# Exercise goal
From the entries below, count every line that contains the word "title". Please give the number and nothing else.

# Information supplied

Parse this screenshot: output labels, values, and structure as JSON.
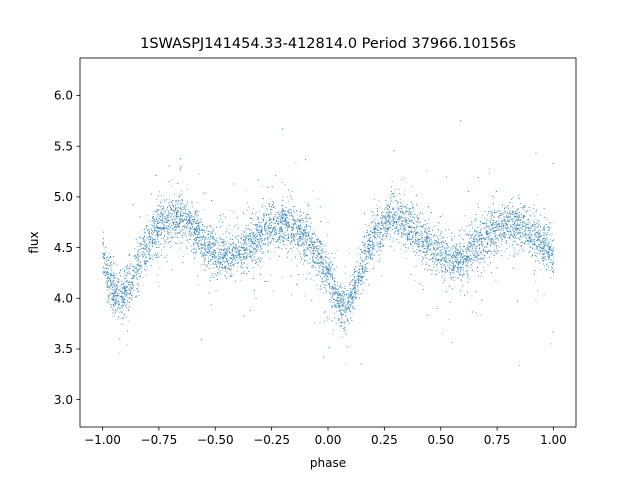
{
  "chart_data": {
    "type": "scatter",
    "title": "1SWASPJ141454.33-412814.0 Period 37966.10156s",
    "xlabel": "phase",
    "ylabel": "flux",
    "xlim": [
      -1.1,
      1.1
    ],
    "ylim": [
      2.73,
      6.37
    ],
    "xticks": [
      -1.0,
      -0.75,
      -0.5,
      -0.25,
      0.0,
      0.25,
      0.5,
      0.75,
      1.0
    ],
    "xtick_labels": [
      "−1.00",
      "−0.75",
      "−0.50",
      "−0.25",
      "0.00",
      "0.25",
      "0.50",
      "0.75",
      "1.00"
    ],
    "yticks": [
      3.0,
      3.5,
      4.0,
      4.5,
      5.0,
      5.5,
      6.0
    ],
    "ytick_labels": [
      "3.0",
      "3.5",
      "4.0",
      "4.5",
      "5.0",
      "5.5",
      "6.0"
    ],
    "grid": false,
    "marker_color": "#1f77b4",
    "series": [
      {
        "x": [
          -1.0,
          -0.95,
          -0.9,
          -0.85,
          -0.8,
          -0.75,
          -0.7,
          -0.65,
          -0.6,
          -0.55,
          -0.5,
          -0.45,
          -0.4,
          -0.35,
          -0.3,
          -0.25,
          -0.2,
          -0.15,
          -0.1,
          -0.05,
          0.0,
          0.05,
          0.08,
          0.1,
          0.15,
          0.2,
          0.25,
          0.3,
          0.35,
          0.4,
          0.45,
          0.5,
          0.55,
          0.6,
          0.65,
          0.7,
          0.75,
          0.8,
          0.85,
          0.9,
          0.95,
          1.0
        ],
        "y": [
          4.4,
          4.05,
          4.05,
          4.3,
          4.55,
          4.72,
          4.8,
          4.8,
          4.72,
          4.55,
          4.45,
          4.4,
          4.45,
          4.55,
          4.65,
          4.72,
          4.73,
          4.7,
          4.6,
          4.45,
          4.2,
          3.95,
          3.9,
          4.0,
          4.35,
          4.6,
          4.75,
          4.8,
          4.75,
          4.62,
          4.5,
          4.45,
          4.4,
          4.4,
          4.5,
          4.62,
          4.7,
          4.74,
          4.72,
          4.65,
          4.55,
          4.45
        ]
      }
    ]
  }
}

--

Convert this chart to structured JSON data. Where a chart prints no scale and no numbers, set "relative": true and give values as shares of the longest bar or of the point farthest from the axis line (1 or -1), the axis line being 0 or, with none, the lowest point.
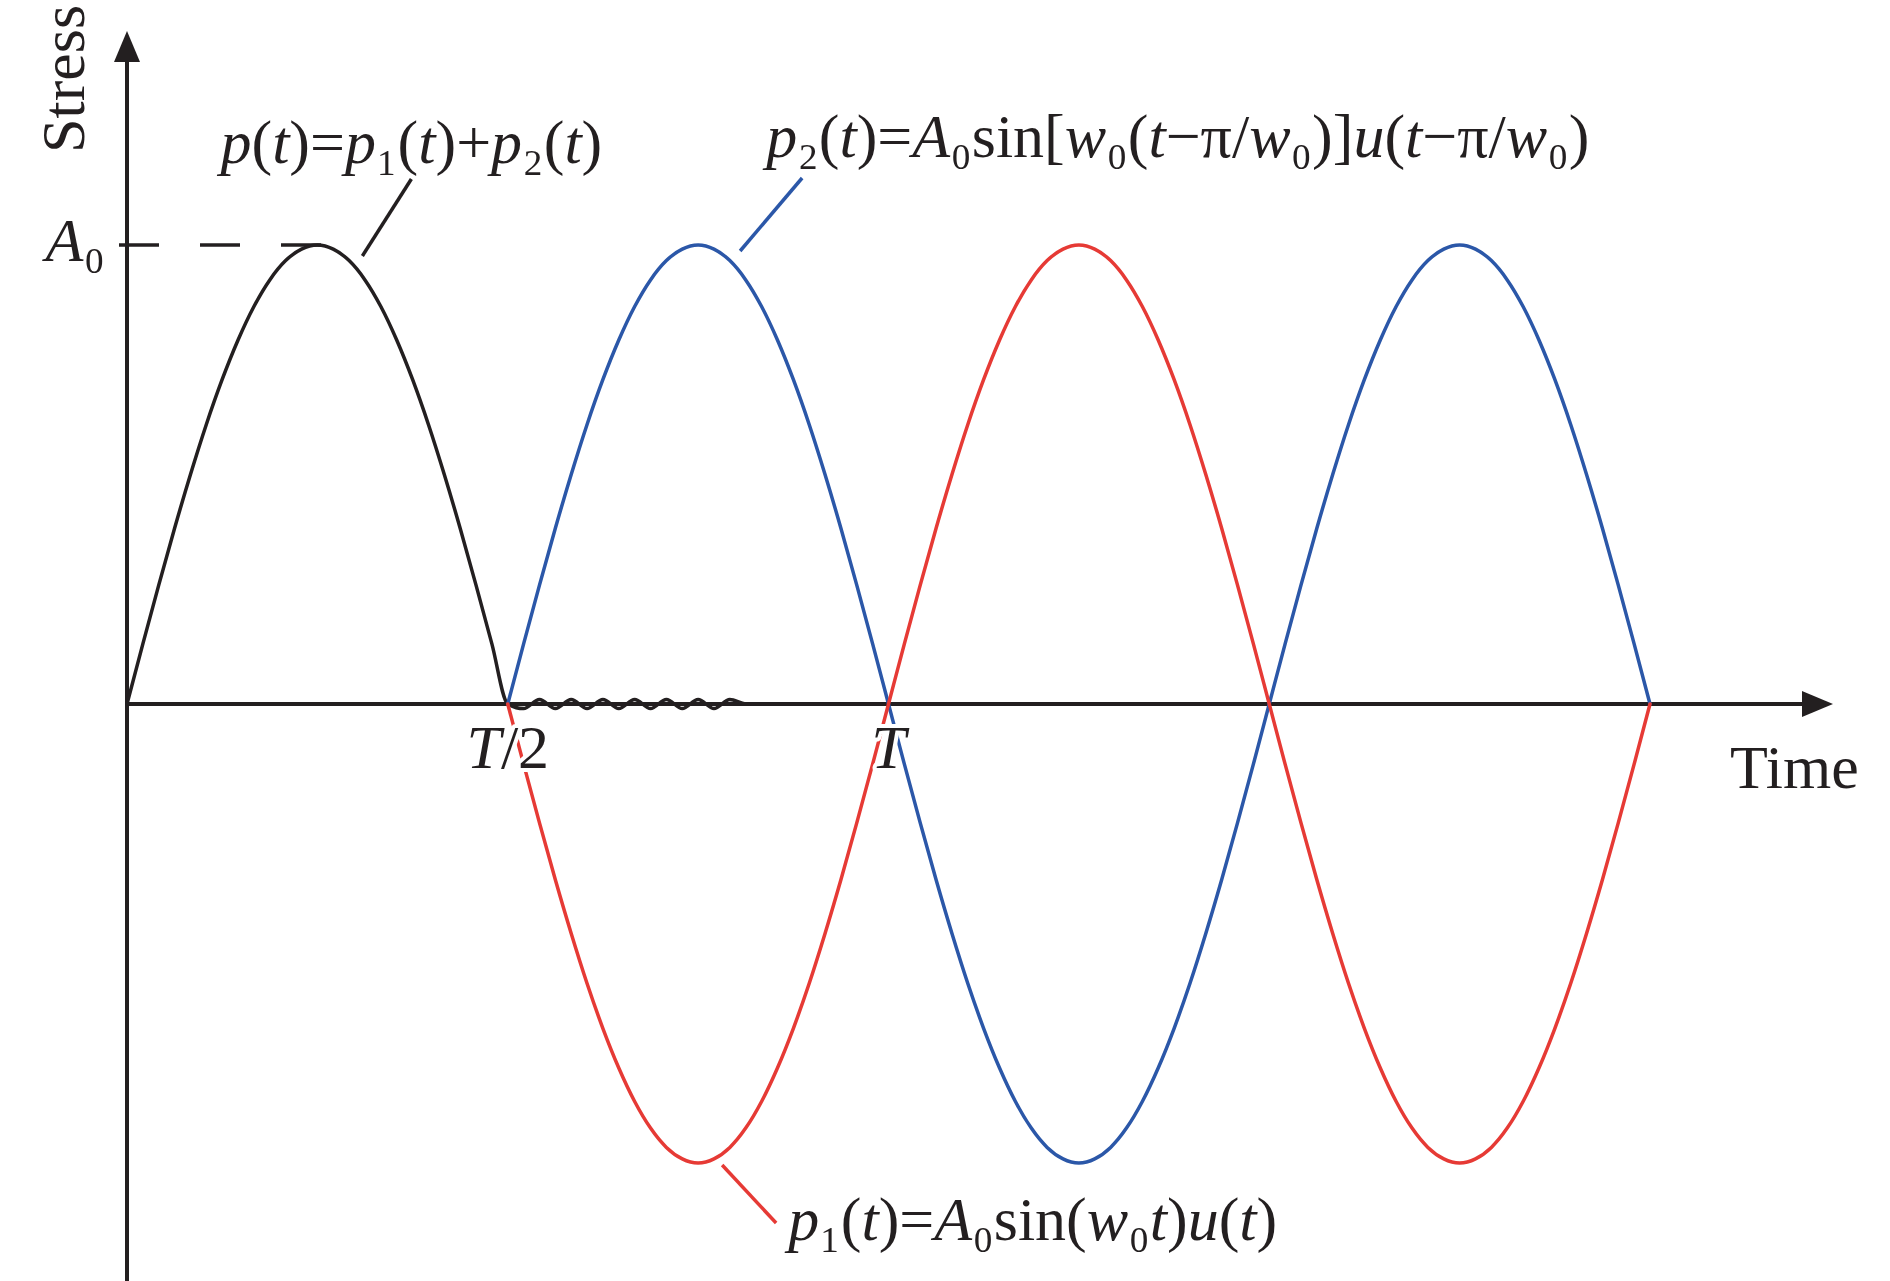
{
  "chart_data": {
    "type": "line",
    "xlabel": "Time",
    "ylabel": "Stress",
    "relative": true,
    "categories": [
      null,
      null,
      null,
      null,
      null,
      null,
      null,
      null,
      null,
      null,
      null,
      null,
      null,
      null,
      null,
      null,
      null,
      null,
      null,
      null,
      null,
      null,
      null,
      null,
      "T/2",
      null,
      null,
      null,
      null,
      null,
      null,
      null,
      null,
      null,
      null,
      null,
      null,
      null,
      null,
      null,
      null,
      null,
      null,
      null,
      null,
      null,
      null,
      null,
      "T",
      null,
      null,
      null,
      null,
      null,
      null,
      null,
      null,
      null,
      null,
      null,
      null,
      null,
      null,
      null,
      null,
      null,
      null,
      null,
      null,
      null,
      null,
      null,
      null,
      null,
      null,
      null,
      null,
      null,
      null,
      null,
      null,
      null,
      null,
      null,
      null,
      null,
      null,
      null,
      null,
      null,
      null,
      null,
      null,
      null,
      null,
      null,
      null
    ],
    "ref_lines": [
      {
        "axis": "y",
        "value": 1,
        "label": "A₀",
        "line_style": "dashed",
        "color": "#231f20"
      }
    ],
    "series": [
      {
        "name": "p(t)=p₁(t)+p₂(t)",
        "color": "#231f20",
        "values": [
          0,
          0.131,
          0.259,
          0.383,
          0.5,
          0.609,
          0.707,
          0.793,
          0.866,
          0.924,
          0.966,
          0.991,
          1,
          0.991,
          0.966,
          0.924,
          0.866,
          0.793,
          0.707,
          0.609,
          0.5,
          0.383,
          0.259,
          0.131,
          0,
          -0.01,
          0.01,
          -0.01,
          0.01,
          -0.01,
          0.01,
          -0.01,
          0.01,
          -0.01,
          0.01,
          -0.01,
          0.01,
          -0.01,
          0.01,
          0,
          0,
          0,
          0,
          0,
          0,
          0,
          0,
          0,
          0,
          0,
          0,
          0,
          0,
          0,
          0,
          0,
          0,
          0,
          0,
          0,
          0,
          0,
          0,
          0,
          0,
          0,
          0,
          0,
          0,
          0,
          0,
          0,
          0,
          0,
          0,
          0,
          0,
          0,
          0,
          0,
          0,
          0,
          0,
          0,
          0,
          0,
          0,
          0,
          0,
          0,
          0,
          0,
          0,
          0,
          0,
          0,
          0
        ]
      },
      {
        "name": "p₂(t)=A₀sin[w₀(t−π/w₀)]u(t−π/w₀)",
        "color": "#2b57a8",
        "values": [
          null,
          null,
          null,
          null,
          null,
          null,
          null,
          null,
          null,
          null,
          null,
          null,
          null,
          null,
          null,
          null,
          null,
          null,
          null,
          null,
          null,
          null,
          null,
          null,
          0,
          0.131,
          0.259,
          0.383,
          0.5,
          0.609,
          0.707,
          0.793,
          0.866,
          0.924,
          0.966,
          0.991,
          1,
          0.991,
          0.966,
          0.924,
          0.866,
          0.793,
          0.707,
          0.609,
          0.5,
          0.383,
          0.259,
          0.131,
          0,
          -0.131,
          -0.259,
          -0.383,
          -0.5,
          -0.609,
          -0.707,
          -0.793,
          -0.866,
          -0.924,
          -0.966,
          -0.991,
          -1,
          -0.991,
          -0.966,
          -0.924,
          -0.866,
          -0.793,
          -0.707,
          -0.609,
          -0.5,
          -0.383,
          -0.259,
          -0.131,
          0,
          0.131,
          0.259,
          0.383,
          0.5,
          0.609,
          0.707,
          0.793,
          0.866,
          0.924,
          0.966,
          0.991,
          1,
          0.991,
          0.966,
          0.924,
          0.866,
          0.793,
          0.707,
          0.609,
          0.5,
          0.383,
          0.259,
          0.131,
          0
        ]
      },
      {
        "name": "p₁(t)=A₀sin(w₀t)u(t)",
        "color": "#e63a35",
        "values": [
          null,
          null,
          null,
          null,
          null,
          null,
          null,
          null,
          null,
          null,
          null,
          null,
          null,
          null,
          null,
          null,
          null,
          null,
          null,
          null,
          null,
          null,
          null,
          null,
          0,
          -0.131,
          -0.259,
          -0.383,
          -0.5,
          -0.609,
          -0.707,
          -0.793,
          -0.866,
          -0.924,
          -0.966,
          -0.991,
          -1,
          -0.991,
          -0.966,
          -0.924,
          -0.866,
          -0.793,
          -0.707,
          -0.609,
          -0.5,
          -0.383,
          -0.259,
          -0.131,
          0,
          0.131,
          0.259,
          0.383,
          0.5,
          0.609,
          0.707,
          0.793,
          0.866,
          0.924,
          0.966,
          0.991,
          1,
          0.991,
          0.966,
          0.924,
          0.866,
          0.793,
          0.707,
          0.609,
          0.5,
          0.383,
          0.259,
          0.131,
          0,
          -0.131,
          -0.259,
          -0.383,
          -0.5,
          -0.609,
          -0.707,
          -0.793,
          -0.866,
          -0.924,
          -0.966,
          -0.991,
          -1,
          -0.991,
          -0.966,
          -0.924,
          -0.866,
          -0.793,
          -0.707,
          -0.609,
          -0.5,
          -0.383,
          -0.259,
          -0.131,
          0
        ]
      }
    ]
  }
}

==

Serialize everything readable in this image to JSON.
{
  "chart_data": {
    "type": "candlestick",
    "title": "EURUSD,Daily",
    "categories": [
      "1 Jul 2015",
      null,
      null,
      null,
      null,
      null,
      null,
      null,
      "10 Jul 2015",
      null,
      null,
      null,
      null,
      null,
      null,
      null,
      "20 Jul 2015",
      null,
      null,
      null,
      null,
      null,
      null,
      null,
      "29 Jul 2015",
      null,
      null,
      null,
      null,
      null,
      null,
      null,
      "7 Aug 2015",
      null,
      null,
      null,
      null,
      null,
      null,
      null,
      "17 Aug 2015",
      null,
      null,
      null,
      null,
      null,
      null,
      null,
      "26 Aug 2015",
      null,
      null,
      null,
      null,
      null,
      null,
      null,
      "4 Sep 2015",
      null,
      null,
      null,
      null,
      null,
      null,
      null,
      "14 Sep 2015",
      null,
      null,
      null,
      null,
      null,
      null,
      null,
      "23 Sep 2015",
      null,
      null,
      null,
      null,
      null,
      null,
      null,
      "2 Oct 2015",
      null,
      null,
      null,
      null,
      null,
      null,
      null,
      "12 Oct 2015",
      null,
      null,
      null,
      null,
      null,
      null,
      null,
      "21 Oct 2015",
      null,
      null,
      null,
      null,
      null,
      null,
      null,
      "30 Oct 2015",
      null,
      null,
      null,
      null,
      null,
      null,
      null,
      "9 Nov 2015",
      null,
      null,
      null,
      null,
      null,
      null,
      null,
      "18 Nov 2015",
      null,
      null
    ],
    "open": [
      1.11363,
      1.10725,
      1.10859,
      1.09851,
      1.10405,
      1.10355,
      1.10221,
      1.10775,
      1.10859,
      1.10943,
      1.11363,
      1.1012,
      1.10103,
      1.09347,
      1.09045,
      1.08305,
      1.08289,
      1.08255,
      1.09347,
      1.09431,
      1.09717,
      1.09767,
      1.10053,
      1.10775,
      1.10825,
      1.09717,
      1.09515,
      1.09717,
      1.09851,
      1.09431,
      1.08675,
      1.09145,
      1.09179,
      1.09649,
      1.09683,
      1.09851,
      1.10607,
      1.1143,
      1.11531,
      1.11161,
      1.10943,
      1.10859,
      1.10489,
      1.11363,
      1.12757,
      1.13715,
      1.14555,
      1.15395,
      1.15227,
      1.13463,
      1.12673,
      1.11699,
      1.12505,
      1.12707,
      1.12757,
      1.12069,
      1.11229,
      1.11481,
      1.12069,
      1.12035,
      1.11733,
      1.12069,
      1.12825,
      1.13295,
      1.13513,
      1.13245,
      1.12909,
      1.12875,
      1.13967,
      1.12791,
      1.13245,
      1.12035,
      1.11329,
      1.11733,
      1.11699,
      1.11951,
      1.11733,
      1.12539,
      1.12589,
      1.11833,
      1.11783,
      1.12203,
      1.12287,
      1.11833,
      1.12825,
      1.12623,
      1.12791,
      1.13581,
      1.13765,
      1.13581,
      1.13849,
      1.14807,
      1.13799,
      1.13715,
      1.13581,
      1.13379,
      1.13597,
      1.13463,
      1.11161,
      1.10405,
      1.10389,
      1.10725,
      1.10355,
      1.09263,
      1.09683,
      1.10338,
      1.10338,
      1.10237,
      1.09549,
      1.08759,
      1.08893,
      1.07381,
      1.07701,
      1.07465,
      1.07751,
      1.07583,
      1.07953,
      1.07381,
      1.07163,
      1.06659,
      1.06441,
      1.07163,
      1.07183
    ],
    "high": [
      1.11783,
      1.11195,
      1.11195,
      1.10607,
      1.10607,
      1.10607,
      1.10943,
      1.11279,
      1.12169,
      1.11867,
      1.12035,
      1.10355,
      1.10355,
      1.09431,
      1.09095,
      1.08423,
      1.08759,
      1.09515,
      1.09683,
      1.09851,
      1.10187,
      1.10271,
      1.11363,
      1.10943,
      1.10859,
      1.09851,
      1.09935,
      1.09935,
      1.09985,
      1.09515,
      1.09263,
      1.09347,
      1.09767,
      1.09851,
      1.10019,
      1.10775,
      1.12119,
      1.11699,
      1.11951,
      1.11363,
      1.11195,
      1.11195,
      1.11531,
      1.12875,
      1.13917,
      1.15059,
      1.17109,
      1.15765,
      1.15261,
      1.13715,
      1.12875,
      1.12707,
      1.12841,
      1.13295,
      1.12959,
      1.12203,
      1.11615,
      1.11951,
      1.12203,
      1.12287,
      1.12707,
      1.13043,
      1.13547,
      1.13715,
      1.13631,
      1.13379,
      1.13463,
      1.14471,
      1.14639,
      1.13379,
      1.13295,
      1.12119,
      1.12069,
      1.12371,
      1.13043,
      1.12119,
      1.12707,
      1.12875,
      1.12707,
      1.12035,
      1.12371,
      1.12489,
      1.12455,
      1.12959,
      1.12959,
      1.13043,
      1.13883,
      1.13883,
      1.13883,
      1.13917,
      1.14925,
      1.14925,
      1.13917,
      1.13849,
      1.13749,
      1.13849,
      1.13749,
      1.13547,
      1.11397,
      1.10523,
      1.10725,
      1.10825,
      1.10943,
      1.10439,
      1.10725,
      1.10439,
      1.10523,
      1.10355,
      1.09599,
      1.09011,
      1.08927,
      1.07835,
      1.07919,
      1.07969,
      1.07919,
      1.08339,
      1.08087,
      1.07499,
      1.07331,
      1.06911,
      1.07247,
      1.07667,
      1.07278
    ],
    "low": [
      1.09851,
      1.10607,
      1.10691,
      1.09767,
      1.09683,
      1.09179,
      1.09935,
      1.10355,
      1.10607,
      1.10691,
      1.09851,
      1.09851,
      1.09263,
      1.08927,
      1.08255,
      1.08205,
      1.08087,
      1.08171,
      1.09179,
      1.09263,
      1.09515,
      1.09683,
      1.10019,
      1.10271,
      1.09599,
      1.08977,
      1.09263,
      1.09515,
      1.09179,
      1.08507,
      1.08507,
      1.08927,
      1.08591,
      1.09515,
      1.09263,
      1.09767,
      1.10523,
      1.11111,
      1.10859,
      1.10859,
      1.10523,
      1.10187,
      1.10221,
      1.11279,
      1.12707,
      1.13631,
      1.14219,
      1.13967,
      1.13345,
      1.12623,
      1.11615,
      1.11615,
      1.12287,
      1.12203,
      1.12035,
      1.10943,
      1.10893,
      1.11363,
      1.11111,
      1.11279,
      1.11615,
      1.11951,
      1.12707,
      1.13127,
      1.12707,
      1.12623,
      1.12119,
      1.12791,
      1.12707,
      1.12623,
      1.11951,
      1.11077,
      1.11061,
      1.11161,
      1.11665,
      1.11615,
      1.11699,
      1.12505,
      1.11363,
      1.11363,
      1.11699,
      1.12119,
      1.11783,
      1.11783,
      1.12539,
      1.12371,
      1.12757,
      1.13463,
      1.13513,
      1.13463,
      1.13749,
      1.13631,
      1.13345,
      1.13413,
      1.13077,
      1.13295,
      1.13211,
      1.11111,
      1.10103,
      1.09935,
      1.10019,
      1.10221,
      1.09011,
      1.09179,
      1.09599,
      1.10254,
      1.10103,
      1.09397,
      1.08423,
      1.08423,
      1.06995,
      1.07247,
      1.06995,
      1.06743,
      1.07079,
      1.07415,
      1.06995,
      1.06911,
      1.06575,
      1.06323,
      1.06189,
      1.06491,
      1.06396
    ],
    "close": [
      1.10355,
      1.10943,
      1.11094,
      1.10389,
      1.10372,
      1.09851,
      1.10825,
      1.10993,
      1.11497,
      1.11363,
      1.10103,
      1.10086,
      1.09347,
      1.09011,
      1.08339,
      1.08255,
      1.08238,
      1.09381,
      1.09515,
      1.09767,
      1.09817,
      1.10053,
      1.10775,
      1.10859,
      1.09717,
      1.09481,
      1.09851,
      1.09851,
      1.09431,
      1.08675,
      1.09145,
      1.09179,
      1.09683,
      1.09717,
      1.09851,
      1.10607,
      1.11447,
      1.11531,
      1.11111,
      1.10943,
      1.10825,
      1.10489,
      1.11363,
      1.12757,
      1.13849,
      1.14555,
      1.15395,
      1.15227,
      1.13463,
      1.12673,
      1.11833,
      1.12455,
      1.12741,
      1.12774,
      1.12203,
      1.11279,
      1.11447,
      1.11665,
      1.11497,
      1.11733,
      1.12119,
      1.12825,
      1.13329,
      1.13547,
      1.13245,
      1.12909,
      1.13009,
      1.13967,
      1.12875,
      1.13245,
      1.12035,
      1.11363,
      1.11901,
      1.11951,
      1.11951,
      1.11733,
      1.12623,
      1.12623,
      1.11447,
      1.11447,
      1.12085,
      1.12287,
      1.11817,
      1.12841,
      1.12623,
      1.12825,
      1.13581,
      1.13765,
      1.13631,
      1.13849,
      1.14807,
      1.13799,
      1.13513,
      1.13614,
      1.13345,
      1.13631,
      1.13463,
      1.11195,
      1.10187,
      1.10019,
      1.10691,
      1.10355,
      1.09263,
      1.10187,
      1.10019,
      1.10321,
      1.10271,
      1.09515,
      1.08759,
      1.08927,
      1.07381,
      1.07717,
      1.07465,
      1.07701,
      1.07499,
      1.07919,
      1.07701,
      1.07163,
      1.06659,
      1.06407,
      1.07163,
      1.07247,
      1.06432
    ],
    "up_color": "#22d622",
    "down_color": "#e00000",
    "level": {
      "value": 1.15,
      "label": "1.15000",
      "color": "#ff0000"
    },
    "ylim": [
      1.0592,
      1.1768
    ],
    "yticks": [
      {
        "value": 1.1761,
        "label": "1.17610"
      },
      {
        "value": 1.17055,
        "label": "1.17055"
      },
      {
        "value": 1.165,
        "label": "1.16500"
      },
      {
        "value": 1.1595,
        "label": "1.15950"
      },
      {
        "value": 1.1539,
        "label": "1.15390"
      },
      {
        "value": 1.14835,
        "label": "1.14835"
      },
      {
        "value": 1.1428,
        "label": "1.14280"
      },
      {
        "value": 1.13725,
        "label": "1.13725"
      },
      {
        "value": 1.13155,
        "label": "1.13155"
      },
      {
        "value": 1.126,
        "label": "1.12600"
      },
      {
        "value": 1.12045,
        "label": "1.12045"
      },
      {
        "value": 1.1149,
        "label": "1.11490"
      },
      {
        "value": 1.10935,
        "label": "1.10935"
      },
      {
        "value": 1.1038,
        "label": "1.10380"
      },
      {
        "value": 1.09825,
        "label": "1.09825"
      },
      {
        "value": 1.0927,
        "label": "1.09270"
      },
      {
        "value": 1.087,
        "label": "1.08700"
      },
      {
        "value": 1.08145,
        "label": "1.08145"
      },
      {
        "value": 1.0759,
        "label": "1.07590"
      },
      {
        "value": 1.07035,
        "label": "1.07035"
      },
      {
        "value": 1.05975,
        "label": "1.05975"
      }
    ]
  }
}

# The output
2